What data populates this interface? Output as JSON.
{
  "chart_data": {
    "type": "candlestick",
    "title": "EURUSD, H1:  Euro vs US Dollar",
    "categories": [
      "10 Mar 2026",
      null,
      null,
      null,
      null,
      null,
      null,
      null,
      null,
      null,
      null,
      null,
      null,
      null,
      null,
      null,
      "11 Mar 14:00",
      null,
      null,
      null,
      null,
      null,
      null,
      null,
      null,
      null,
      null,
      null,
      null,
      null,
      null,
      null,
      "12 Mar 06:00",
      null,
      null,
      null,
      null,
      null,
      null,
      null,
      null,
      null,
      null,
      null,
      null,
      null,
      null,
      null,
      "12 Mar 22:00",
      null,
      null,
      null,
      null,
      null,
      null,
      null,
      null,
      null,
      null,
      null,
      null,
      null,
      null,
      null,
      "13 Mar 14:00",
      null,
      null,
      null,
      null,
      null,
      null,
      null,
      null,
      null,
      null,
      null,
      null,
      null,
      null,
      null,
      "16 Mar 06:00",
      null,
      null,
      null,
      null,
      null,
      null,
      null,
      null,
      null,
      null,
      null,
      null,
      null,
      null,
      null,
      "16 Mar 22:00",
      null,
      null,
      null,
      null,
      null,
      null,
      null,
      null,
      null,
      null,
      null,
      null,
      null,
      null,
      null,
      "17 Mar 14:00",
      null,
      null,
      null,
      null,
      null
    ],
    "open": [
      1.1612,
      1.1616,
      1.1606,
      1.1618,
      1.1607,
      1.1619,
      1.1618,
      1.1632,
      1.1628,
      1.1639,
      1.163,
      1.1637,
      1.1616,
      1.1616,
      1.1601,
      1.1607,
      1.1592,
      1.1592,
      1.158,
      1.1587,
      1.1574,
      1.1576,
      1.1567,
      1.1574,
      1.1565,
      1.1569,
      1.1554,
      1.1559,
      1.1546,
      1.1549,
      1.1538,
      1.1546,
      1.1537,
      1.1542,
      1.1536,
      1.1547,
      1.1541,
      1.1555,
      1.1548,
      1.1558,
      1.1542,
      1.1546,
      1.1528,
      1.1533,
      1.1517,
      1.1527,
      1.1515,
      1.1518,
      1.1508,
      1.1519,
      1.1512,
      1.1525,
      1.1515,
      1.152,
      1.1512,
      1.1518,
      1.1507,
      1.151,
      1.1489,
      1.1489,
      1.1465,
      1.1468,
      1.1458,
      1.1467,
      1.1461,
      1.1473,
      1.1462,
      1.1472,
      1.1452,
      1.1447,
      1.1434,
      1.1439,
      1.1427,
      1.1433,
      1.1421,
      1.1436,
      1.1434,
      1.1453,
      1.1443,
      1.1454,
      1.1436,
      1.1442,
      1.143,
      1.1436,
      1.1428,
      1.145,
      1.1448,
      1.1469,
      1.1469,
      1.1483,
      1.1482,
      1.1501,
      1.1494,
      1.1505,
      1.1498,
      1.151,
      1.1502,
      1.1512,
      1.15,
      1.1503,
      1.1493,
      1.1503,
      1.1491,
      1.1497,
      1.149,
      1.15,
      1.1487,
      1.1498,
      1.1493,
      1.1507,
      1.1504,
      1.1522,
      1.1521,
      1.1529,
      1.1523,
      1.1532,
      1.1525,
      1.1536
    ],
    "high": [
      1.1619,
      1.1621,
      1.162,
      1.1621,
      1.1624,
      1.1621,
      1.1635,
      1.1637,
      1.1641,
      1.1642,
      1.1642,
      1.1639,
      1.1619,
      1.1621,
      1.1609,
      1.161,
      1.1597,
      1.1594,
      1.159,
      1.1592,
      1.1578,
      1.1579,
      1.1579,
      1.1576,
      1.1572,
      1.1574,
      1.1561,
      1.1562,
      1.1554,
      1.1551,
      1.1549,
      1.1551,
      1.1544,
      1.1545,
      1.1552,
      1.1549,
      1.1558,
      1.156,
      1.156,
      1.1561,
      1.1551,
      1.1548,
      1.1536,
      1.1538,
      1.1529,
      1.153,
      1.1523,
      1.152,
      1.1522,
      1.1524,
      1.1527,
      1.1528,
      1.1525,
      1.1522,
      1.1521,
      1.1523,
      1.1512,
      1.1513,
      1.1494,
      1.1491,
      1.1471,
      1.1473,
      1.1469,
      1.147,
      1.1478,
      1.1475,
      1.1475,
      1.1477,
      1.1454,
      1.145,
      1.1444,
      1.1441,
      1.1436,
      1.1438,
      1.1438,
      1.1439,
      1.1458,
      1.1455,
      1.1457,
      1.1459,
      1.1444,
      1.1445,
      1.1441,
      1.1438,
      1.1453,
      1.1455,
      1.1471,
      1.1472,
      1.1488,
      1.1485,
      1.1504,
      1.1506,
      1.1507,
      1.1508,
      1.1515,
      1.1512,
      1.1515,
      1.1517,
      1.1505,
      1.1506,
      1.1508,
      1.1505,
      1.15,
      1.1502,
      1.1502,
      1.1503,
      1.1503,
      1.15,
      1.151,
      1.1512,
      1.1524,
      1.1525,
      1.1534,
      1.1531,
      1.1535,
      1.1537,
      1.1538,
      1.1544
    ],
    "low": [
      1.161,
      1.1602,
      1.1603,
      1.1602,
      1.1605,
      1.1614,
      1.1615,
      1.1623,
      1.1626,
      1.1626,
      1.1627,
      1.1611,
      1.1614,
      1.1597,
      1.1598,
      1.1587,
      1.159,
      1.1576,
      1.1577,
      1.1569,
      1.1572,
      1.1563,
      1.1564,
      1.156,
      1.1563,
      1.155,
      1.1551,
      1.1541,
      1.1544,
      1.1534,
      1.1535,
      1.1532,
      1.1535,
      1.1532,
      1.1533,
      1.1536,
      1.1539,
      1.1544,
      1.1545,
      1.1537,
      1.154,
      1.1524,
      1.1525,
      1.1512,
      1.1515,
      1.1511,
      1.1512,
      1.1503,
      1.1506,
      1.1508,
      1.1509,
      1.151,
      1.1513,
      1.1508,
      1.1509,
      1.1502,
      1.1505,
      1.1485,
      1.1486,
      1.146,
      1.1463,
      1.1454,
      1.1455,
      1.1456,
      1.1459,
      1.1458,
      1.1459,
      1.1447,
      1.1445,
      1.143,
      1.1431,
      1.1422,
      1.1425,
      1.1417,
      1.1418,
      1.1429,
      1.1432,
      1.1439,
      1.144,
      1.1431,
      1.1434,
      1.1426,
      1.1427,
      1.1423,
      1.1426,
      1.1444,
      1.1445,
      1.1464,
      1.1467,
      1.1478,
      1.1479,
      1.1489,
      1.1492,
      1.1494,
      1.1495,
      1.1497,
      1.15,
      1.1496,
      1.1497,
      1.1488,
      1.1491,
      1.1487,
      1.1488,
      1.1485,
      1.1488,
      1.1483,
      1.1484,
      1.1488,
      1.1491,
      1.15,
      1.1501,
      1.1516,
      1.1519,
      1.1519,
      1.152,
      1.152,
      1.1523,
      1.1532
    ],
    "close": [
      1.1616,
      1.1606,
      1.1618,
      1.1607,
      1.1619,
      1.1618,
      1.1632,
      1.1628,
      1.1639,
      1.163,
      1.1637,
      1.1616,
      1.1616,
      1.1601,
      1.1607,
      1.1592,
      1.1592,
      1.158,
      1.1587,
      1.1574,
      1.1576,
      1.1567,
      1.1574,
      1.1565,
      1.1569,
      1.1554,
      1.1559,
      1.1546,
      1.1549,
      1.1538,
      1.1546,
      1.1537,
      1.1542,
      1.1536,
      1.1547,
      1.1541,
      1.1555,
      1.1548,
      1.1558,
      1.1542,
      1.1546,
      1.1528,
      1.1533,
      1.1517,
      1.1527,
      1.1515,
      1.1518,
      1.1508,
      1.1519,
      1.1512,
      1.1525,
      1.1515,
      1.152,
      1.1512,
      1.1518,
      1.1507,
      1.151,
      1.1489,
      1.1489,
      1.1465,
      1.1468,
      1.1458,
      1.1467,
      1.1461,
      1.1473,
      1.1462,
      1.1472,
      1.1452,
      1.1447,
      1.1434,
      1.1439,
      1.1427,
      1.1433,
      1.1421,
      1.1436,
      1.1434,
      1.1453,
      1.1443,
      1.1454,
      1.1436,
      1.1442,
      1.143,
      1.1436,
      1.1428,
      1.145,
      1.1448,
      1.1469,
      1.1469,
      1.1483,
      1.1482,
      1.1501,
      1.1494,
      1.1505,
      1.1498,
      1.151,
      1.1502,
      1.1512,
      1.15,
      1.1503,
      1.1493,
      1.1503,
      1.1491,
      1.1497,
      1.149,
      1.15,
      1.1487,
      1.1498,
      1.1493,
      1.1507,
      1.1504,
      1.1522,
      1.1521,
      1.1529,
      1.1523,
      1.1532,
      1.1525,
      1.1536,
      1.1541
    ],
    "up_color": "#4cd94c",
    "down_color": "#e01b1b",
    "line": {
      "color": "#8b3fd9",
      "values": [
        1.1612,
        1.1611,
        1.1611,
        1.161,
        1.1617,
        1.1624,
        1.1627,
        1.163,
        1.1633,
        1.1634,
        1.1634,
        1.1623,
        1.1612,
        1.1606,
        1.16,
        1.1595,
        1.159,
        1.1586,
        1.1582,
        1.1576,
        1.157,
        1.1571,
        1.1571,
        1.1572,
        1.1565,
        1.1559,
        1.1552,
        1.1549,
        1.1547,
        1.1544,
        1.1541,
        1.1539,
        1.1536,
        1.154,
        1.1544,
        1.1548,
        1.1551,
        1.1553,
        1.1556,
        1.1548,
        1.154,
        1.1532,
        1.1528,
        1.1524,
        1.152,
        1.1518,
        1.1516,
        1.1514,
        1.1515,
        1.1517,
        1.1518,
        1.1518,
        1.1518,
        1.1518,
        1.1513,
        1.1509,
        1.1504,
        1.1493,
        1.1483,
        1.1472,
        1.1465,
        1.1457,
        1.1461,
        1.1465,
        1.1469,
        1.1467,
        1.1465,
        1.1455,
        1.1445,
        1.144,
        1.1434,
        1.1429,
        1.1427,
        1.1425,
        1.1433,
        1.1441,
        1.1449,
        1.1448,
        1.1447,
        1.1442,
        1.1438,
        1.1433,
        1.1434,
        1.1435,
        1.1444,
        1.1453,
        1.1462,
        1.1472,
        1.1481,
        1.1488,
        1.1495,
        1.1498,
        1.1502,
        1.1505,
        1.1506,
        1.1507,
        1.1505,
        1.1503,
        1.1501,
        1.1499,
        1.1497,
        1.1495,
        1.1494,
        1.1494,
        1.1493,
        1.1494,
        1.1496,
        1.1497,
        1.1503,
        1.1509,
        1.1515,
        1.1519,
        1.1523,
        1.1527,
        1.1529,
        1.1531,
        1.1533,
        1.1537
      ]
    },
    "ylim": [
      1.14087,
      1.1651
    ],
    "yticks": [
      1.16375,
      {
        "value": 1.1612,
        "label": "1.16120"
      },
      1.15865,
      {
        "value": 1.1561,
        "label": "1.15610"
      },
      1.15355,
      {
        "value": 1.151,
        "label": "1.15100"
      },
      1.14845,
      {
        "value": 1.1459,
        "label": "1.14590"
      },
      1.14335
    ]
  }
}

» **WHAT YOU WILL DO**
Give the count of lines holding the word "label" and nothing more.

» **COMPLETE RESPONSE**
4